__Exercise__.
Your reply should be one number: the count of lines holding the word "JSON".

__Input material__.

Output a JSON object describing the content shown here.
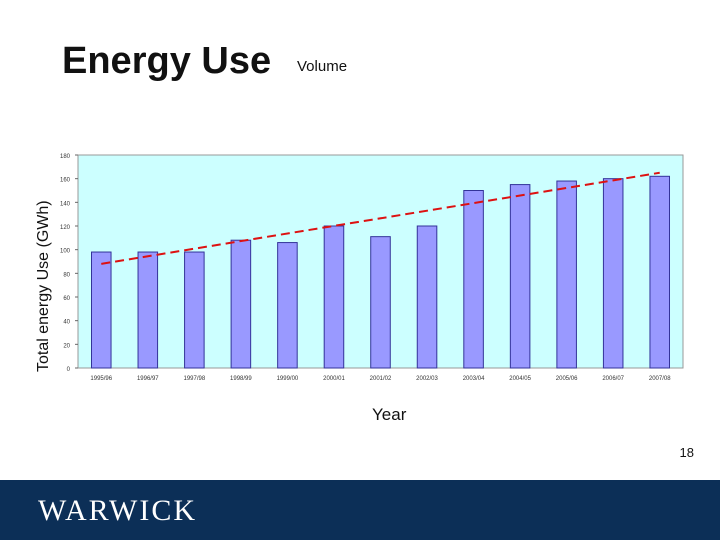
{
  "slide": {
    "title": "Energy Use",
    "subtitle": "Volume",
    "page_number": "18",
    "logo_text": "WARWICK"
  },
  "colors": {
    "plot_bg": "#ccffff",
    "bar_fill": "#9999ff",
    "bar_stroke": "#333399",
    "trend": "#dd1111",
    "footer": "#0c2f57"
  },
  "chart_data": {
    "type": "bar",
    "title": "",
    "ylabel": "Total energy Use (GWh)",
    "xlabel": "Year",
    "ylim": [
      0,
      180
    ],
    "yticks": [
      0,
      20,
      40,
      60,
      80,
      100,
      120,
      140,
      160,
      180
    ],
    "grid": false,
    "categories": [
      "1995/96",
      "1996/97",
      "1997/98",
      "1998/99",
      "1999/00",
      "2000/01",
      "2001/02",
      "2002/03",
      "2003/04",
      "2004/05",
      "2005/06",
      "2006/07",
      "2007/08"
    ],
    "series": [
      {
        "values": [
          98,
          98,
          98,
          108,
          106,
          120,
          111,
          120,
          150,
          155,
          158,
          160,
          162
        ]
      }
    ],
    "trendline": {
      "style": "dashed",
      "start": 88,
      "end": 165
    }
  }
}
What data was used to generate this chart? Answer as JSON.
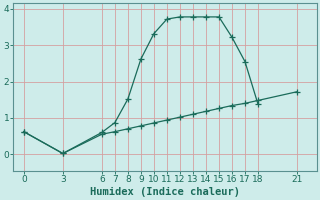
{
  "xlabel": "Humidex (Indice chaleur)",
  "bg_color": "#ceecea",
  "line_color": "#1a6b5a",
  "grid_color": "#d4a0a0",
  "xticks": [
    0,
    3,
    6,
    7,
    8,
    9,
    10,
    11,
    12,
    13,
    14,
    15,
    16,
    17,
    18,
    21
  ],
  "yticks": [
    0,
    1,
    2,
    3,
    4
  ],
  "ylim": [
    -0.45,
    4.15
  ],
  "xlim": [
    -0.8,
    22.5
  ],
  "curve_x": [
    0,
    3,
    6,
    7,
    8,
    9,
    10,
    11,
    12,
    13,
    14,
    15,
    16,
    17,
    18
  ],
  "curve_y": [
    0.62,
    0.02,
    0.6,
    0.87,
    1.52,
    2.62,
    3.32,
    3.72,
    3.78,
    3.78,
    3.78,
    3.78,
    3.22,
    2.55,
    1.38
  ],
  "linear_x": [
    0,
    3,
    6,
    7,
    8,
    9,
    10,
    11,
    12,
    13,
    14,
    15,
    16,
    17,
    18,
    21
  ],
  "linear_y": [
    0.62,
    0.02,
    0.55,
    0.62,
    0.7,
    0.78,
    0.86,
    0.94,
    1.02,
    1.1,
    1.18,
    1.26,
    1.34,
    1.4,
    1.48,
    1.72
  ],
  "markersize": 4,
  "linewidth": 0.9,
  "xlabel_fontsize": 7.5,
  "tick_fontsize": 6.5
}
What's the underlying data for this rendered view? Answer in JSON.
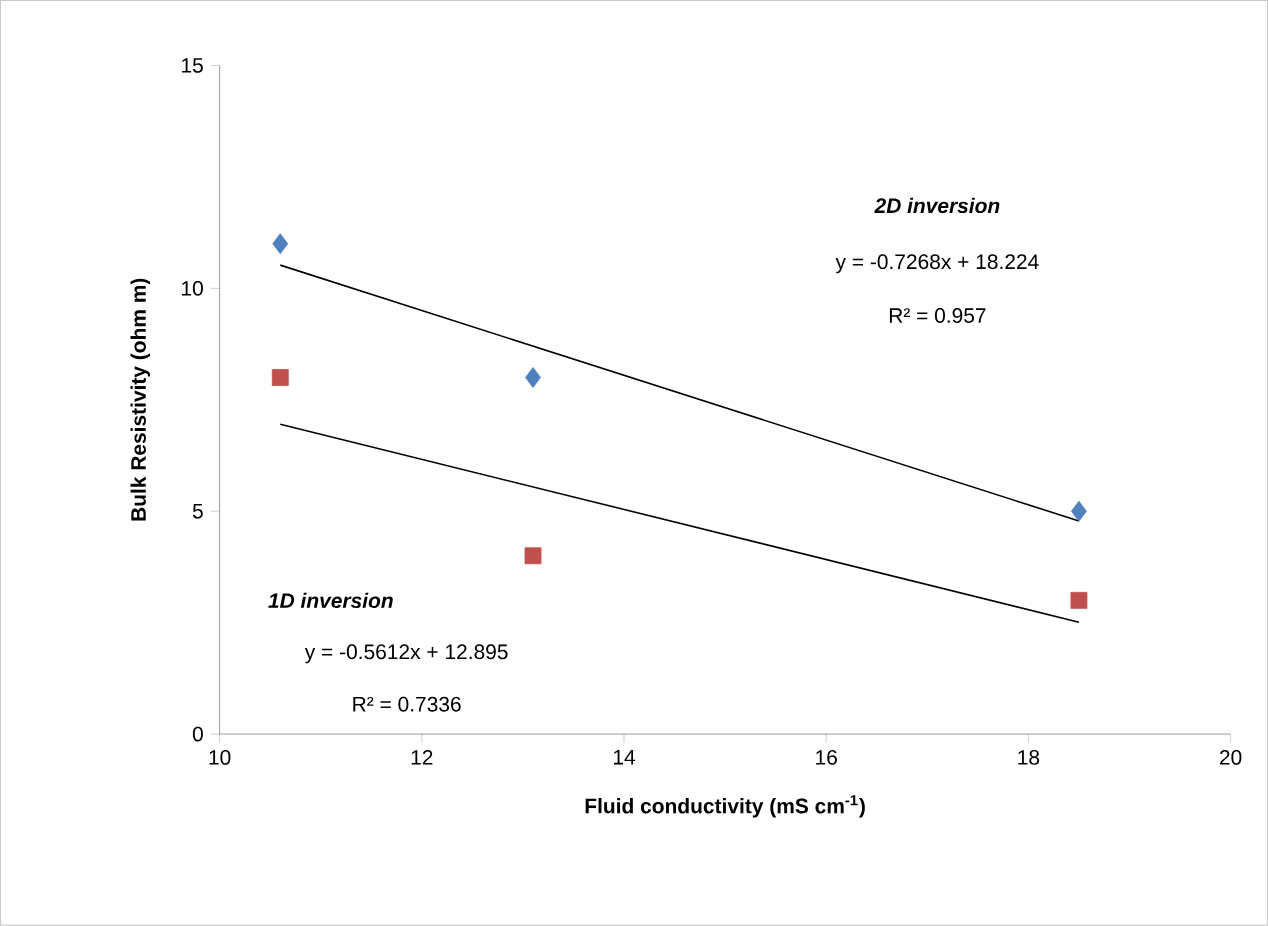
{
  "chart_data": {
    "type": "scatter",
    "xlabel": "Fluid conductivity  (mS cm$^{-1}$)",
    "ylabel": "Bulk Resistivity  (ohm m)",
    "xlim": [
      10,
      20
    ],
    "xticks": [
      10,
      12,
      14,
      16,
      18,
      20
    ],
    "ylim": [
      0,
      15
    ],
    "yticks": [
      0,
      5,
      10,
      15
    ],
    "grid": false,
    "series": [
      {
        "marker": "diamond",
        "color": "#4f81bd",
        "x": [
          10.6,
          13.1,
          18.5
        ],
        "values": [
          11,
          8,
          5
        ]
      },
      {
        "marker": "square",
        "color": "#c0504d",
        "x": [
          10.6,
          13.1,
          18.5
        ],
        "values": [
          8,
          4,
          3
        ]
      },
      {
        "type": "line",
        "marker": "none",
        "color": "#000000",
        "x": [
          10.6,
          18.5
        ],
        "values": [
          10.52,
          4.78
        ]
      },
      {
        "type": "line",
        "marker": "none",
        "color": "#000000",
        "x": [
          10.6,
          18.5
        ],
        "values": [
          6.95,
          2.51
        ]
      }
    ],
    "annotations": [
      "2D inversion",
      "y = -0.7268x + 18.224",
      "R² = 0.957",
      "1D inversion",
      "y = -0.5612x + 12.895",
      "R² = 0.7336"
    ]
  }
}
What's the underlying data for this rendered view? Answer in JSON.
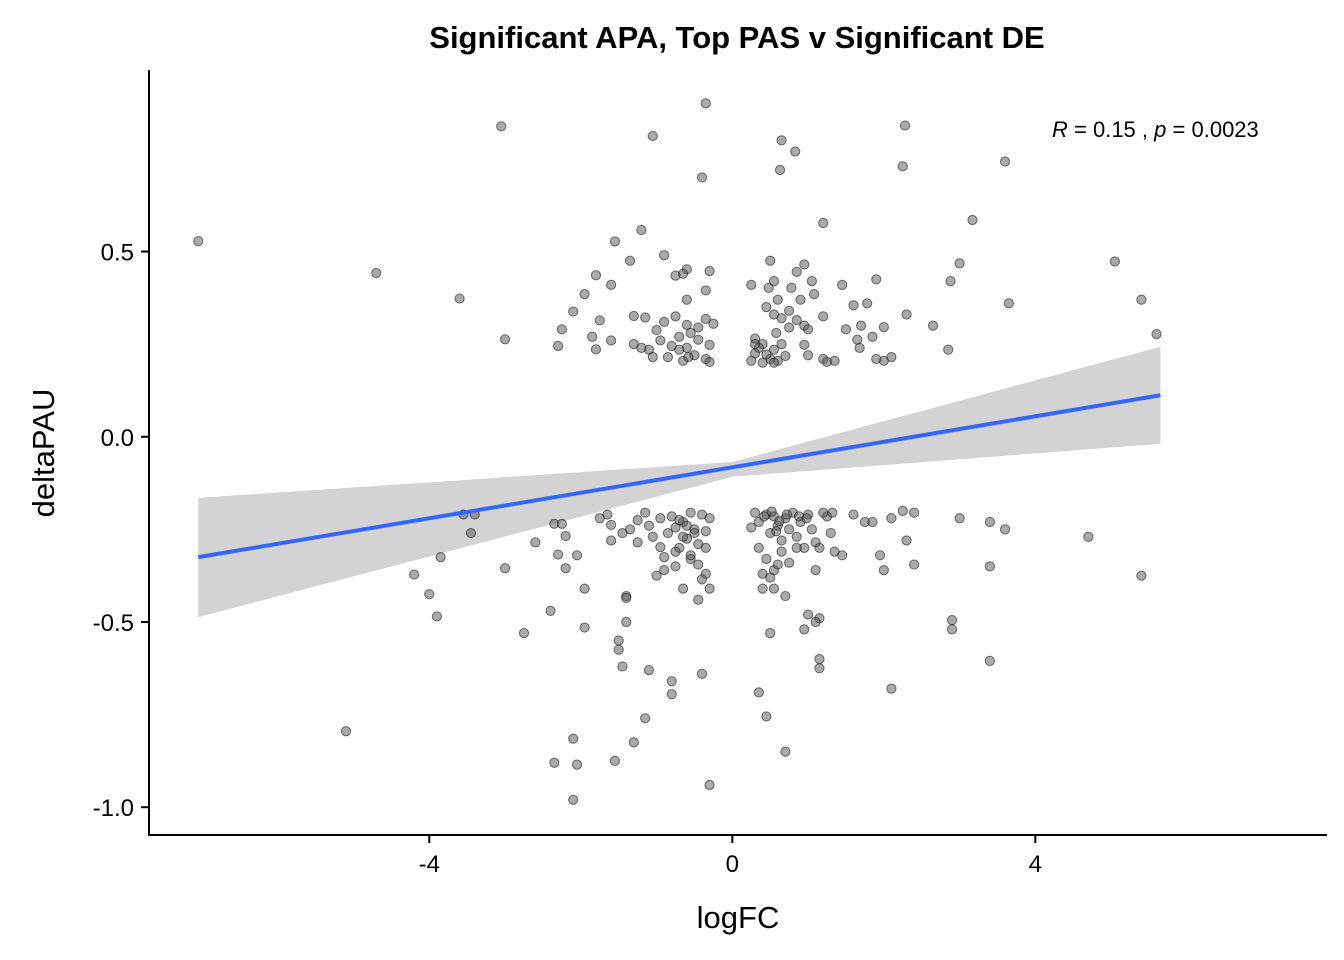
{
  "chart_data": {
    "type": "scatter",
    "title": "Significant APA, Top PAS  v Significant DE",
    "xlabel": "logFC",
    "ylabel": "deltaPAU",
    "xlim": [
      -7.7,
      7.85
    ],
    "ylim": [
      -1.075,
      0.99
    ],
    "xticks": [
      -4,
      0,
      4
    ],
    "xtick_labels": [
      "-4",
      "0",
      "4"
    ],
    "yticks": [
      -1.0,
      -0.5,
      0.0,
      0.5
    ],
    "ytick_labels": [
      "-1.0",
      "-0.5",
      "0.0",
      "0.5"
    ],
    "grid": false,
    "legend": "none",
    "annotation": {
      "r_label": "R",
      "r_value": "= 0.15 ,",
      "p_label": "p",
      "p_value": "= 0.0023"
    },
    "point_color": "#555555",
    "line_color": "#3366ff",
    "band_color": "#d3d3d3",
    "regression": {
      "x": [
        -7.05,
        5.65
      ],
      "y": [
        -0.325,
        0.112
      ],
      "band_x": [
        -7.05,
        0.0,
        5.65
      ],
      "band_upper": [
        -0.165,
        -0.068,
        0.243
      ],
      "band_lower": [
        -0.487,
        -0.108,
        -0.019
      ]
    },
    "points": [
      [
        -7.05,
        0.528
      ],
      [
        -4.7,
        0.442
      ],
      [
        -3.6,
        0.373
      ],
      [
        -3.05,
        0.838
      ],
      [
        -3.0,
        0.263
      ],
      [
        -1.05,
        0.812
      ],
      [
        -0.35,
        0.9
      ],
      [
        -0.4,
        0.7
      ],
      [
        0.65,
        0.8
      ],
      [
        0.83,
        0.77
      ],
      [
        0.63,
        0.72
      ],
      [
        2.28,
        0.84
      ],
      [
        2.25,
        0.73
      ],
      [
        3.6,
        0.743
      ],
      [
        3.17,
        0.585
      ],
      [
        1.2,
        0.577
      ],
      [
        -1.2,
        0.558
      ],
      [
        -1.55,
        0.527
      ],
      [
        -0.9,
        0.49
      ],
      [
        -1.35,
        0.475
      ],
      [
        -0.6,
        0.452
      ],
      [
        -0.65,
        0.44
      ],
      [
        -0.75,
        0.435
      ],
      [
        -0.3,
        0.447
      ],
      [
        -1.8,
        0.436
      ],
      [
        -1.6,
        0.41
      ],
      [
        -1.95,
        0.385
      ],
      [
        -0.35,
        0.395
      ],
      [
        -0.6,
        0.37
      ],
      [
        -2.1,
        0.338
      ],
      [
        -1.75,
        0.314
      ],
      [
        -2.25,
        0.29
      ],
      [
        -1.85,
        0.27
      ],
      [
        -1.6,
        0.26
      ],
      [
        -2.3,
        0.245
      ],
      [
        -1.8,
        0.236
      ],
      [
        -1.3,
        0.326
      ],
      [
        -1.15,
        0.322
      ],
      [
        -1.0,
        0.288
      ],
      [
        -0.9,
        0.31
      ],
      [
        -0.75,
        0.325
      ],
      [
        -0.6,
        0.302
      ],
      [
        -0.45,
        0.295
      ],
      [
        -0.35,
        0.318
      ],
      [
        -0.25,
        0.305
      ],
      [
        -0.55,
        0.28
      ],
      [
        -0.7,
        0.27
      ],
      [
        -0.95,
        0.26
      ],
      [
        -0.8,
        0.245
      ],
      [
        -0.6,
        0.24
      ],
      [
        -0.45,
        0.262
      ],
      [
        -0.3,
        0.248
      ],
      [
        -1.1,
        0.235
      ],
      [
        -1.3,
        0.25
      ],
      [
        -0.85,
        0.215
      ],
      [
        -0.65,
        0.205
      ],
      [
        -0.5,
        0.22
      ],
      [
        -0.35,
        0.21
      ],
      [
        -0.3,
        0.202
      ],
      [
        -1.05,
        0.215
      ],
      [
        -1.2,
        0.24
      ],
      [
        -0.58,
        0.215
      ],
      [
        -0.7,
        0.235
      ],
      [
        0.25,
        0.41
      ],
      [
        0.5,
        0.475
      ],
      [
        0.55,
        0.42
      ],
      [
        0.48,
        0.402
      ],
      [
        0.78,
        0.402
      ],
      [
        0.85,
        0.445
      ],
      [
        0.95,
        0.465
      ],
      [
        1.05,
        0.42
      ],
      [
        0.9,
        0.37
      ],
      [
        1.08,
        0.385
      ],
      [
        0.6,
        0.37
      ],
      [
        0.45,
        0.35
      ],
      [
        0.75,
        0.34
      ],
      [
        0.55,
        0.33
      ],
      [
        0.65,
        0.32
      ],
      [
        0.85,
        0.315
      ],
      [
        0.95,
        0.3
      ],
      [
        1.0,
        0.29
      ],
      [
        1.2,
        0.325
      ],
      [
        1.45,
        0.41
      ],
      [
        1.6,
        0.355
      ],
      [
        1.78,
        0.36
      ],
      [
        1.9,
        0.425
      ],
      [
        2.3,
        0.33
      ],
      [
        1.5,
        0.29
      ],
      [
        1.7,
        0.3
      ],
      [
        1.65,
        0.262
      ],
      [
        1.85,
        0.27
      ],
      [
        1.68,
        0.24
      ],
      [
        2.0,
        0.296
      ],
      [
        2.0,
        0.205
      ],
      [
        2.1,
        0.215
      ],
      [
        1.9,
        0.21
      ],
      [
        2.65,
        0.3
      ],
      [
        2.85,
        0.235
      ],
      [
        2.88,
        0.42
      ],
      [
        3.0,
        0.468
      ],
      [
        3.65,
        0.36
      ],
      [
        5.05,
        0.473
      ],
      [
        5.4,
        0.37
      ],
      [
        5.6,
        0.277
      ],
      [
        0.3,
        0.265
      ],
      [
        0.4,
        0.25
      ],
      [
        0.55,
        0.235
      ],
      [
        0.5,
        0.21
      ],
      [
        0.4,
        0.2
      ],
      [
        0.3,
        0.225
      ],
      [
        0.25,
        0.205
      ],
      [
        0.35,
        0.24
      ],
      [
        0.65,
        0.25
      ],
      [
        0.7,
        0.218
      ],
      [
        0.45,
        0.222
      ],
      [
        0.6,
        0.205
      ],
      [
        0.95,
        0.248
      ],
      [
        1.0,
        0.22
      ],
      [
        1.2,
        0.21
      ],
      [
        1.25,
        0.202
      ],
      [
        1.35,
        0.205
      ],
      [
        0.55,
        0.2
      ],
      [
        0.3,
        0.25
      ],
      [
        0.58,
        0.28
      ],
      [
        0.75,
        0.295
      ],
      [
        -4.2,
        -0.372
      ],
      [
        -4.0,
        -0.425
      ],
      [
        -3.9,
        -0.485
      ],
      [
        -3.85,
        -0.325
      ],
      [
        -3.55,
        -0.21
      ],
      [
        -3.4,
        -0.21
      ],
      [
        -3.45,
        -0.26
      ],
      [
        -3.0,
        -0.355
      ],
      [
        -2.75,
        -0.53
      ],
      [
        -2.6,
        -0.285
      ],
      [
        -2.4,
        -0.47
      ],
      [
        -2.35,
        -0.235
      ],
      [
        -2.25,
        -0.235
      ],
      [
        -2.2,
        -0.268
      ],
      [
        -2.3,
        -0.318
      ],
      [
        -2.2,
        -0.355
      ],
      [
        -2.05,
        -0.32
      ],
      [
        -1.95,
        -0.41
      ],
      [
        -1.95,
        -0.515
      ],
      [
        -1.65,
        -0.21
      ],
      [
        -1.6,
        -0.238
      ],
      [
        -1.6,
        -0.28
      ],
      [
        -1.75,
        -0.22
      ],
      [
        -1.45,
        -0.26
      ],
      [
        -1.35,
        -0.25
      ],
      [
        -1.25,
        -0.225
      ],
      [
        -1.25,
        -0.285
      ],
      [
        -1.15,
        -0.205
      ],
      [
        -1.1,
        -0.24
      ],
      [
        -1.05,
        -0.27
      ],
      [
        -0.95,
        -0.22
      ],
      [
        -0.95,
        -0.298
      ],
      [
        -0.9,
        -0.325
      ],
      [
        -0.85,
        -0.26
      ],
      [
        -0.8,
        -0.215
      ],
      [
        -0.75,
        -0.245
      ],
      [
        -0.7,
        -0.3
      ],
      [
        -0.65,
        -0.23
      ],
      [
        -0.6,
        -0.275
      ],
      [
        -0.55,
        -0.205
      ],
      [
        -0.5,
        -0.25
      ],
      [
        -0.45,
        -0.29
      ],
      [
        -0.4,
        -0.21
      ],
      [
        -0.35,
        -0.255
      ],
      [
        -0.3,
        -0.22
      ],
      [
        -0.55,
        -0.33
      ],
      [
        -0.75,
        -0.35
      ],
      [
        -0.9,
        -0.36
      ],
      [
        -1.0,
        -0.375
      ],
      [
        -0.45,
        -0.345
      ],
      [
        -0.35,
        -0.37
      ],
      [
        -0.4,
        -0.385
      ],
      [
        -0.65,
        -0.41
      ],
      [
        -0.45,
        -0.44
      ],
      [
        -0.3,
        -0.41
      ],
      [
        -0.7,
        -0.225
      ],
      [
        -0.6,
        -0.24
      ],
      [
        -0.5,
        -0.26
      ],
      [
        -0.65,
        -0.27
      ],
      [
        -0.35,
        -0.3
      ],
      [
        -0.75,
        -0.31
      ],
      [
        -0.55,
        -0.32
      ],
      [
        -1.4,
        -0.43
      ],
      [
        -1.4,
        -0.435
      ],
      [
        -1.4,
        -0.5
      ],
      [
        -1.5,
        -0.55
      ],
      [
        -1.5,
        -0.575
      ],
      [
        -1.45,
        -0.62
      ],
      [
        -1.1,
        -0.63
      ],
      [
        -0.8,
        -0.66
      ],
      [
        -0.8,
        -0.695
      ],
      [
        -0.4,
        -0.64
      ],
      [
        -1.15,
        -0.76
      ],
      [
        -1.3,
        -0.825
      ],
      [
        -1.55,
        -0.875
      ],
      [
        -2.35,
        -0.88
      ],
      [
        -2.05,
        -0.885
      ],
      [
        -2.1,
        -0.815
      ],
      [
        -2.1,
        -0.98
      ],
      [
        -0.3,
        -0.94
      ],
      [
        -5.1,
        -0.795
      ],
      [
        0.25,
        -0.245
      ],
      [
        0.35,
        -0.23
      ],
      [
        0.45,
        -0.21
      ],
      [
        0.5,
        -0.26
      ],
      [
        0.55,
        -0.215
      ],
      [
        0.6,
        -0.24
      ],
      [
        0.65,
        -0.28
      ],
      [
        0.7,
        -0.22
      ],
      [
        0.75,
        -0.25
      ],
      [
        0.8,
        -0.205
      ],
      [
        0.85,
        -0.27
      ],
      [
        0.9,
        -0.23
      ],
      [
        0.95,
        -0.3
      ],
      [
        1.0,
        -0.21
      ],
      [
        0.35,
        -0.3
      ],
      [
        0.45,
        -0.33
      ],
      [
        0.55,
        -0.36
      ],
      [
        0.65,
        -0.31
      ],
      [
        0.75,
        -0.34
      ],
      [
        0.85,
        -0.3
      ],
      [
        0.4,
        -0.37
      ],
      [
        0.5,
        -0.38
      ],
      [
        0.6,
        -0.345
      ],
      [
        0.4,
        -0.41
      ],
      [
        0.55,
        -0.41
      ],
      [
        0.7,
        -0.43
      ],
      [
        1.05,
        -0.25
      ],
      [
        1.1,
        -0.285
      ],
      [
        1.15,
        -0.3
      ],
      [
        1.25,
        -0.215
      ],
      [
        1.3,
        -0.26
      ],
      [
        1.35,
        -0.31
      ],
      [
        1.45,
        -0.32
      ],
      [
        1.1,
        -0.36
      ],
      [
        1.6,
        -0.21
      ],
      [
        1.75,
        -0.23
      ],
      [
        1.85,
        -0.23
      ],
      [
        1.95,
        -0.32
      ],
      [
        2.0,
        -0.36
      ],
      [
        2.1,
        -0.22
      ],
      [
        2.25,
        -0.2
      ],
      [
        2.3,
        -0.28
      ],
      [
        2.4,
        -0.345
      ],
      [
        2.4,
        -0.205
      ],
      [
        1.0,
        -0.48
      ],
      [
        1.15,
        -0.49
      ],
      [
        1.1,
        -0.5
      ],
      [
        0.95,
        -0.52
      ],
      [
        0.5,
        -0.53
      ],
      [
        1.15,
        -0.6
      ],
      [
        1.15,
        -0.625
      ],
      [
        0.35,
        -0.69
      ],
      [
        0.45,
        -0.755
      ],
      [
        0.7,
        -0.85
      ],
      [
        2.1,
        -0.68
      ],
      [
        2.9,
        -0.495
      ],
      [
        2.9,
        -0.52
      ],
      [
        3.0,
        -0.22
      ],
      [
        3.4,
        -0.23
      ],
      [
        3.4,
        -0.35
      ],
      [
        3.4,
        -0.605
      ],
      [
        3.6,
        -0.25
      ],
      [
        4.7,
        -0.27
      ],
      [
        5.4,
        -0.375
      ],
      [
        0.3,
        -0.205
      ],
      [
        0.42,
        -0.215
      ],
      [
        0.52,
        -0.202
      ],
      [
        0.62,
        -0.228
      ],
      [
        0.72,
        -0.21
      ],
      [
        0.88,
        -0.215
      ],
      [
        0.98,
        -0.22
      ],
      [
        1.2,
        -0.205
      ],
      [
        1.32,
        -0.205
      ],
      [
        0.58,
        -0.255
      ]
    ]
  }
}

__Result for this exercise__.
4